[Opening Source records section]

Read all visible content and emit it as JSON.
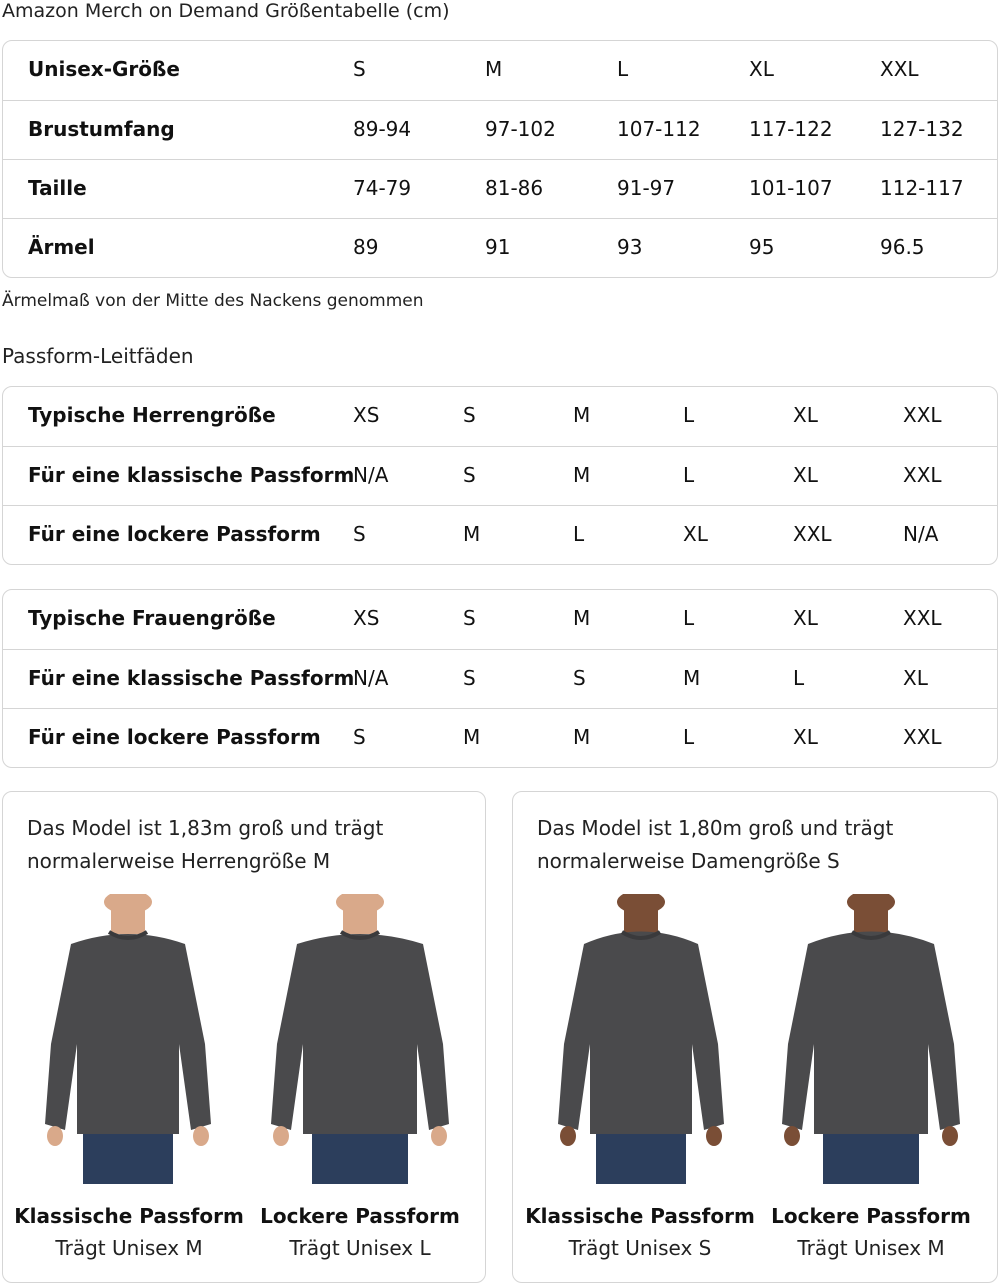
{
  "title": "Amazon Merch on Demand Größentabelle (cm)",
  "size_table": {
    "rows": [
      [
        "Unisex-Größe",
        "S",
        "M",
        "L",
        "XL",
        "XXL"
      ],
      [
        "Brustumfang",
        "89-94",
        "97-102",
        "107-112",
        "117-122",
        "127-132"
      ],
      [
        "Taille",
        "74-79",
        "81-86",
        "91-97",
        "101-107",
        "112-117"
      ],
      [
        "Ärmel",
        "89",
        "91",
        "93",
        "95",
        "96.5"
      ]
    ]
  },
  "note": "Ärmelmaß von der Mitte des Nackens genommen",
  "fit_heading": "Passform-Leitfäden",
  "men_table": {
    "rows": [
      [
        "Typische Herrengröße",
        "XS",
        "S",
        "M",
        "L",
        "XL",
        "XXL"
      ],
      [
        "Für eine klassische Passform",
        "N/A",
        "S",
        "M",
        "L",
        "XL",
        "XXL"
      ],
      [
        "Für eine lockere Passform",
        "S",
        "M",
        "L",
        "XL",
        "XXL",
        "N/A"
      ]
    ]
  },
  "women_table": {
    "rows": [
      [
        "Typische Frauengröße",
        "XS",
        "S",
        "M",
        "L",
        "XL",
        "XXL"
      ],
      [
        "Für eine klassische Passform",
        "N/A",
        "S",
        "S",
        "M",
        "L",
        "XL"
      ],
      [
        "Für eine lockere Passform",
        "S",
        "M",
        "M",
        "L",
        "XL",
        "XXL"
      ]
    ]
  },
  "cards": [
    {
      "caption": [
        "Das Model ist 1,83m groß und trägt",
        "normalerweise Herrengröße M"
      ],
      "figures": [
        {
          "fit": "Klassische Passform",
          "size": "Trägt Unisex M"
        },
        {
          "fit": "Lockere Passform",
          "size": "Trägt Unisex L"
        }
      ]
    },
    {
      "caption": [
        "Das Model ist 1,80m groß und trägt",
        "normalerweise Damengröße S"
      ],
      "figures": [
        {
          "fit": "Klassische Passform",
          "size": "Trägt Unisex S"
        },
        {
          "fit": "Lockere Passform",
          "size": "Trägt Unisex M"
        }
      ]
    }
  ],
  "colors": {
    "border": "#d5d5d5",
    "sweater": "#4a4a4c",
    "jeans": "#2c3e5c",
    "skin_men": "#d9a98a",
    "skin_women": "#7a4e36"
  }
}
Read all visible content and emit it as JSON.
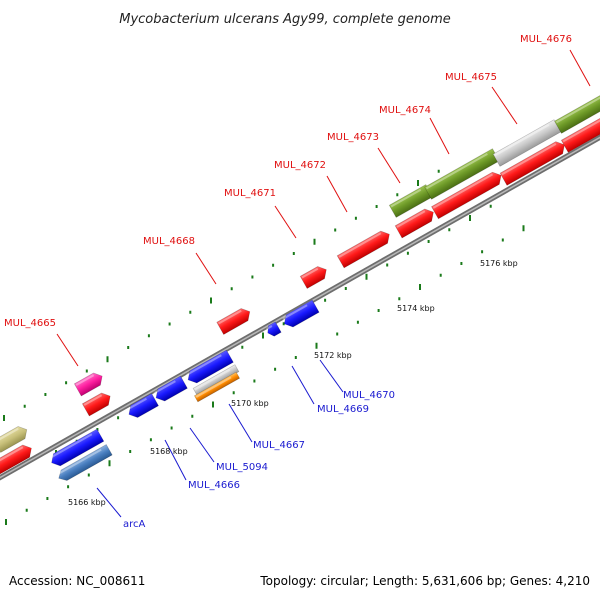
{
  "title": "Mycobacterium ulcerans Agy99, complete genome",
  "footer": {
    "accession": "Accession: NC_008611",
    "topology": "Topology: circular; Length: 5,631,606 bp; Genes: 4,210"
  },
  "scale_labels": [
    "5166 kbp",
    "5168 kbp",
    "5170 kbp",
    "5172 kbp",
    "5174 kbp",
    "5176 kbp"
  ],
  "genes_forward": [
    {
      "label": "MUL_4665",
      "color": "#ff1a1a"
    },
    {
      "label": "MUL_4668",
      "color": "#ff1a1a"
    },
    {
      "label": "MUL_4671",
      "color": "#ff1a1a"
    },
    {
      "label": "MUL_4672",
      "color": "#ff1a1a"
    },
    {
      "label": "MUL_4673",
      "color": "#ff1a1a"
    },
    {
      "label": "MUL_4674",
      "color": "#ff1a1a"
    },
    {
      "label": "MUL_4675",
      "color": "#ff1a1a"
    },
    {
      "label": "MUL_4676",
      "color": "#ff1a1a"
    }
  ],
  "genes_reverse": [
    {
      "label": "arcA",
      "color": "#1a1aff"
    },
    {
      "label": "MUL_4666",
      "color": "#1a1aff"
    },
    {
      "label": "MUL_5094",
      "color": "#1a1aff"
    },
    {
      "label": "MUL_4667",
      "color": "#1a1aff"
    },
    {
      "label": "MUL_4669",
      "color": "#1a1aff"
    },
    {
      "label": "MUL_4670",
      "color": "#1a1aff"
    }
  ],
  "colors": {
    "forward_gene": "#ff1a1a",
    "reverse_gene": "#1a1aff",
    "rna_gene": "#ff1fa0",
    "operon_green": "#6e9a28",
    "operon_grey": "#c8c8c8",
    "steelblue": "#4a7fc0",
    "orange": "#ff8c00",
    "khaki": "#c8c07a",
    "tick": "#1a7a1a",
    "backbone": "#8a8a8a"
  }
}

[Closing Source records section]
[Opening Source records section]

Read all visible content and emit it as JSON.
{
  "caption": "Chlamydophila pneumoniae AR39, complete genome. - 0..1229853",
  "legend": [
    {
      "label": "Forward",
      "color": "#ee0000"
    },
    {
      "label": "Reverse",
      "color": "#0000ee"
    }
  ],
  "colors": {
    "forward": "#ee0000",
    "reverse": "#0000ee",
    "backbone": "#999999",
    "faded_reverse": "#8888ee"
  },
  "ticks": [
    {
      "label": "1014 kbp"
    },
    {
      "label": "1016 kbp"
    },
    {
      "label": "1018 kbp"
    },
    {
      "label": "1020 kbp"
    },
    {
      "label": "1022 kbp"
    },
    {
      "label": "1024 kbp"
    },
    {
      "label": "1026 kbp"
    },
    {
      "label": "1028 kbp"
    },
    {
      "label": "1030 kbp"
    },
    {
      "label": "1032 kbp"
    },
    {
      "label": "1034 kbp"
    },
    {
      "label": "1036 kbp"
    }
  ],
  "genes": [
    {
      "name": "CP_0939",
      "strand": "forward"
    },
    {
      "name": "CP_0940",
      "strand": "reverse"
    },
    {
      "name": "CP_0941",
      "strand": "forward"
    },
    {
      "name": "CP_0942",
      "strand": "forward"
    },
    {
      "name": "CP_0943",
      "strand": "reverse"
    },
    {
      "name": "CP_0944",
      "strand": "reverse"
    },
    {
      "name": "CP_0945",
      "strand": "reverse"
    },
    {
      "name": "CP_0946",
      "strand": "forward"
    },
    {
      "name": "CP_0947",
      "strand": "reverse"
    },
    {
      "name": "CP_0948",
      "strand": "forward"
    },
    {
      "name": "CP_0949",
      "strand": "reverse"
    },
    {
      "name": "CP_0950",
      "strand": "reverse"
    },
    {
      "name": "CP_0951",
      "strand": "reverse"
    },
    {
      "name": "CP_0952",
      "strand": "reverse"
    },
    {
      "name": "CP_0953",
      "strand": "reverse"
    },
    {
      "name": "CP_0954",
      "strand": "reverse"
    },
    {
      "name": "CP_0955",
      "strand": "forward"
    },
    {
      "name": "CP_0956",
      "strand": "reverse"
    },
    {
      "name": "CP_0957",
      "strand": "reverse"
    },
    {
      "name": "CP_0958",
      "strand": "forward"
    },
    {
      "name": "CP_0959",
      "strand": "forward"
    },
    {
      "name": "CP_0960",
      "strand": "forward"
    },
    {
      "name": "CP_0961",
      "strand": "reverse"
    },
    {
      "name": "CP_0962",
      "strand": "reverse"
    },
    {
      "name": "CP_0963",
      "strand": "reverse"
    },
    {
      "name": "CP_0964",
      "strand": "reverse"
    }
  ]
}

[Closing Source records section]

- Your task
For this exercise, gather every line of the data that contains the word "Herrengröße".

- Answer box
        "Typische Herrengröße",
        "normalerweise Herrengröße M"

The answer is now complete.